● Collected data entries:
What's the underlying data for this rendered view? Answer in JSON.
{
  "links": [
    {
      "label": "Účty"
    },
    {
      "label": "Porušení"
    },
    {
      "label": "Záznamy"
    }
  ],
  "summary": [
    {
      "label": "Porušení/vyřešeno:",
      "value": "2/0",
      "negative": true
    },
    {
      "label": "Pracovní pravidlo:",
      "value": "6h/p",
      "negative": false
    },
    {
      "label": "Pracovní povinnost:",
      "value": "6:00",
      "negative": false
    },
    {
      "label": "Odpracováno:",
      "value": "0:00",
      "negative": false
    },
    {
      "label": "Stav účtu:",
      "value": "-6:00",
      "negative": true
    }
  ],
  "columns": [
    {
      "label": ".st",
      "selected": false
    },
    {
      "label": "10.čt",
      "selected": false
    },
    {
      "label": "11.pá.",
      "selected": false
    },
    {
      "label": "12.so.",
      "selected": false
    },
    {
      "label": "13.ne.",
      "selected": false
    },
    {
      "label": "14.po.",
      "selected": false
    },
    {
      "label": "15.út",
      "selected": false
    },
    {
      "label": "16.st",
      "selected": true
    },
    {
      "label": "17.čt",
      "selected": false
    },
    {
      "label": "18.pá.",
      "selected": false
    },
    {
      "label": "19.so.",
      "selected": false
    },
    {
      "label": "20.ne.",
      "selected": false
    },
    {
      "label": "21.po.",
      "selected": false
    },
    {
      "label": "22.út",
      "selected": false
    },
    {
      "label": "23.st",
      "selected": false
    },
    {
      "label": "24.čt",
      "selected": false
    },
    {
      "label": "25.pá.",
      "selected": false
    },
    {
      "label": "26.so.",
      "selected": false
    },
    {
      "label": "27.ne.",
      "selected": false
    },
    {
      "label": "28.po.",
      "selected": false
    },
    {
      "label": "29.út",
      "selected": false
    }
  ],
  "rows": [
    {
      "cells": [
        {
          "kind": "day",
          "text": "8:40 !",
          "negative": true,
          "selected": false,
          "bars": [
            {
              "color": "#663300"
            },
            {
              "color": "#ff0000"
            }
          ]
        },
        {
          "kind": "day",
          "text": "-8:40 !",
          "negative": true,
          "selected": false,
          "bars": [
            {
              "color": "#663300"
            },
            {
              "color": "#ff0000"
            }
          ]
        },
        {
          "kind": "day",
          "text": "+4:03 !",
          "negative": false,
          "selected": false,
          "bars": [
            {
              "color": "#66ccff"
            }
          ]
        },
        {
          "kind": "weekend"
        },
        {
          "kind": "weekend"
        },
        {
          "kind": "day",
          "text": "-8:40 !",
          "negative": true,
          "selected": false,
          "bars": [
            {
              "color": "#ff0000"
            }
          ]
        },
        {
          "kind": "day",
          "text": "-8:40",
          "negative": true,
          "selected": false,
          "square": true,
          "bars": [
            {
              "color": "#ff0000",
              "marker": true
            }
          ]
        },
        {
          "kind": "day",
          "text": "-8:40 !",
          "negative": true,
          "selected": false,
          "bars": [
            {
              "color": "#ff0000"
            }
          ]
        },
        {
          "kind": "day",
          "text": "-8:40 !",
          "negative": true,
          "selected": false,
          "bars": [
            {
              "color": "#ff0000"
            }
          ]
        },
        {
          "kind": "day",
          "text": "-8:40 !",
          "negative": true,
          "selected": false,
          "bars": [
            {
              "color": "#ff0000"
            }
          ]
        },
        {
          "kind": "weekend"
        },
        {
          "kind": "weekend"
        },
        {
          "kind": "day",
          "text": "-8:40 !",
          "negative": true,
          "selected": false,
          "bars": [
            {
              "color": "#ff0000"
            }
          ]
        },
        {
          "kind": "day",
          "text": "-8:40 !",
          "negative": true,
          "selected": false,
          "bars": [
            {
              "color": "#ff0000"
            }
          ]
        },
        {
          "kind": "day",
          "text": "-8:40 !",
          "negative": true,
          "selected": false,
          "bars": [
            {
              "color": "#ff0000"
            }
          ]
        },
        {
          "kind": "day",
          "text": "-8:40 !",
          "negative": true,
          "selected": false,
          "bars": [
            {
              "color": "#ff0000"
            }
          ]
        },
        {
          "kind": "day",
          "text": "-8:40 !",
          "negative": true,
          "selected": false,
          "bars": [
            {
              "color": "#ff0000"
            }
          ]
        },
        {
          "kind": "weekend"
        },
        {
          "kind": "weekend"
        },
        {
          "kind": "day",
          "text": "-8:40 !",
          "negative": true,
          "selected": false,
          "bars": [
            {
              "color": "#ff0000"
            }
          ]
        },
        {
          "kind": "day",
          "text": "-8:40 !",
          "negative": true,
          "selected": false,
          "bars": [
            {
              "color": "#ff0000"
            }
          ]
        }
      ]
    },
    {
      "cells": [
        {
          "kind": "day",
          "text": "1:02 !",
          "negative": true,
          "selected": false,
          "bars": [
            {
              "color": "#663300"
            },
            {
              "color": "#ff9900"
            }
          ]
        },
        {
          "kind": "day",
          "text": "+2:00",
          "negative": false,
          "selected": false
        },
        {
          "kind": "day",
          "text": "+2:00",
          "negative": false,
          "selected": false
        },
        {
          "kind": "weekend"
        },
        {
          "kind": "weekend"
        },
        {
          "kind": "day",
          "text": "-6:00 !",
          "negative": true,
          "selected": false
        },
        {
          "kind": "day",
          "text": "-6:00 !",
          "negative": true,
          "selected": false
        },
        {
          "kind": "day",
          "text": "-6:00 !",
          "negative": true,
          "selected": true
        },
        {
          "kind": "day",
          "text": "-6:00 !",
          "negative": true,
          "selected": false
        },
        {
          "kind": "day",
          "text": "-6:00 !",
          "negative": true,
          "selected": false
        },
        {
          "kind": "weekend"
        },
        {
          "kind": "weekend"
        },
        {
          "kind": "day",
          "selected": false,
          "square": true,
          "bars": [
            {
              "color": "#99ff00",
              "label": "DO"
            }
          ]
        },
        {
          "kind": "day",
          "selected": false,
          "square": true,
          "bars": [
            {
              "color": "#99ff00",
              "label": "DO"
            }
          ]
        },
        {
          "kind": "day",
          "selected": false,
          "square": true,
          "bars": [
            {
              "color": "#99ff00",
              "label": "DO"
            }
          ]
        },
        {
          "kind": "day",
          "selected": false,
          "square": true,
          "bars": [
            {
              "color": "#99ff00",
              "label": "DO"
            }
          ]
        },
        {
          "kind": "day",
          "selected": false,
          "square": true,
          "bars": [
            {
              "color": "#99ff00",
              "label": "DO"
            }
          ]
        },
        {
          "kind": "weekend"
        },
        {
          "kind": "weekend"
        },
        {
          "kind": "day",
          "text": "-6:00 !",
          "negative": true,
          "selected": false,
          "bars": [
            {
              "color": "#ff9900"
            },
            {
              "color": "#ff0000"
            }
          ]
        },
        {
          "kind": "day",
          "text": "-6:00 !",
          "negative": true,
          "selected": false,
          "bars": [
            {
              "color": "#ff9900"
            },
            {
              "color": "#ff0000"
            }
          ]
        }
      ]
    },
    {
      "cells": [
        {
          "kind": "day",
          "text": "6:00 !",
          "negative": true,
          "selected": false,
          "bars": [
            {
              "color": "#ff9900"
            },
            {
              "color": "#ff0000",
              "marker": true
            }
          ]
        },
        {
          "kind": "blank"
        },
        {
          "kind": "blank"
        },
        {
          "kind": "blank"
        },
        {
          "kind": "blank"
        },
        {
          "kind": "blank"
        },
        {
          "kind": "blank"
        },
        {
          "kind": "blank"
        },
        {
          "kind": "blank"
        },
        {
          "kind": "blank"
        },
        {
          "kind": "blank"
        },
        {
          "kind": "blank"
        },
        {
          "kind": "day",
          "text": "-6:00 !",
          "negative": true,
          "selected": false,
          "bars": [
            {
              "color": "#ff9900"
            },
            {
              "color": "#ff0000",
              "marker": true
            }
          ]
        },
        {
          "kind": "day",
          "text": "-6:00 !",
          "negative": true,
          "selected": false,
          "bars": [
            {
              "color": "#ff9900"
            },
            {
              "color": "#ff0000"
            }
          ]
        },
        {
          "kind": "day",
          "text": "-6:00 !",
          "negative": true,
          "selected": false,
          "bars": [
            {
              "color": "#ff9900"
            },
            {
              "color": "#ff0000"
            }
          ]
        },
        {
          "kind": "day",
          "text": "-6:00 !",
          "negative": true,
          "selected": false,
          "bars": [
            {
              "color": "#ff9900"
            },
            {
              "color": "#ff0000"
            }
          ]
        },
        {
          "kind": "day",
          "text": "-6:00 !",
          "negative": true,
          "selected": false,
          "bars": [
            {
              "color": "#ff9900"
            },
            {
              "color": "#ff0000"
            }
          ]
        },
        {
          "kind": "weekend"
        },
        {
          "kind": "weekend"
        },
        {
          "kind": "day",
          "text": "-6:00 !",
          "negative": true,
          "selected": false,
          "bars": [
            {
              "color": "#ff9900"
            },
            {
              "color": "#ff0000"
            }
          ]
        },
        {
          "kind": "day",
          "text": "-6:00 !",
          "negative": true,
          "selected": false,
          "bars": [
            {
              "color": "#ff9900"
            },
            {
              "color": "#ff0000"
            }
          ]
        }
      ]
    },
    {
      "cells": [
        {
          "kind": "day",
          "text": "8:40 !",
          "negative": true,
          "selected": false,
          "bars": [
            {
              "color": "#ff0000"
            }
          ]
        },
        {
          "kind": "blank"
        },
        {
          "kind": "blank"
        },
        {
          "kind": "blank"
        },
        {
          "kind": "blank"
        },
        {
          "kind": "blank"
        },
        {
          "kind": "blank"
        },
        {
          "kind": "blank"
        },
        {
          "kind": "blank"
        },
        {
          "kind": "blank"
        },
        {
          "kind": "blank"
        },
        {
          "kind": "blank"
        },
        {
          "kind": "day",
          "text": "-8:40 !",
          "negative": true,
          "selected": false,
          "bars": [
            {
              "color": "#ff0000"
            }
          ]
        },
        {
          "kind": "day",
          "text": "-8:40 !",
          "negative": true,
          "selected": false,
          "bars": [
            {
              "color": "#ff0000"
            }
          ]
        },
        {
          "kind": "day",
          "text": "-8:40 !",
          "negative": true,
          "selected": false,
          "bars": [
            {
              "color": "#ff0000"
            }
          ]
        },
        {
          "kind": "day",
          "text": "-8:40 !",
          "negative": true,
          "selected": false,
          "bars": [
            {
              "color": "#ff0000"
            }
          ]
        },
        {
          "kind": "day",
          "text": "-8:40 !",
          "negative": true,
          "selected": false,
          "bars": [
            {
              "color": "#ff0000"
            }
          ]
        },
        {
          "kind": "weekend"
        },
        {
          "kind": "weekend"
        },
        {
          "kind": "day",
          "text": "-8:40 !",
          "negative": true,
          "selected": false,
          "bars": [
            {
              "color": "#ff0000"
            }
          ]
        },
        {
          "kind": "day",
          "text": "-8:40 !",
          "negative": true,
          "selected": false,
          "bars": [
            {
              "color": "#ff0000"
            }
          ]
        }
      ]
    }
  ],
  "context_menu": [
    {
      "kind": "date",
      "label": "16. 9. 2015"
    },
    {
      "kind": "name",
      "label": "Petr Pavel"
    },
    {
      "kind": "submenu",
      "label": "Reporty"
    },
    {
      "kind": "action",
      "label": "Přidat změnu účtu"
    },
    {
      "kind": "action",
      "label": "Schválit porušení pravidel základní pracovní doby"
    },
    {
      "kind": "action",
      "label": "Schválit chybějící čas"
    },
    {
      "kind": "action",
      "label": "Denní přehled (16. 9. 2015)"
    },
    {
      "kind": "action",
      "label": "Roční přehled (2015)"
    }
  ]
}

● What needs to be done: Select from the material above each line in which the string "value" appears, and list those lines.

● Task result:
      "value": "2/0",
      "value": "6h/p",
      "value": "6:00",
      "value": "0:00",
      "value": "-6:00",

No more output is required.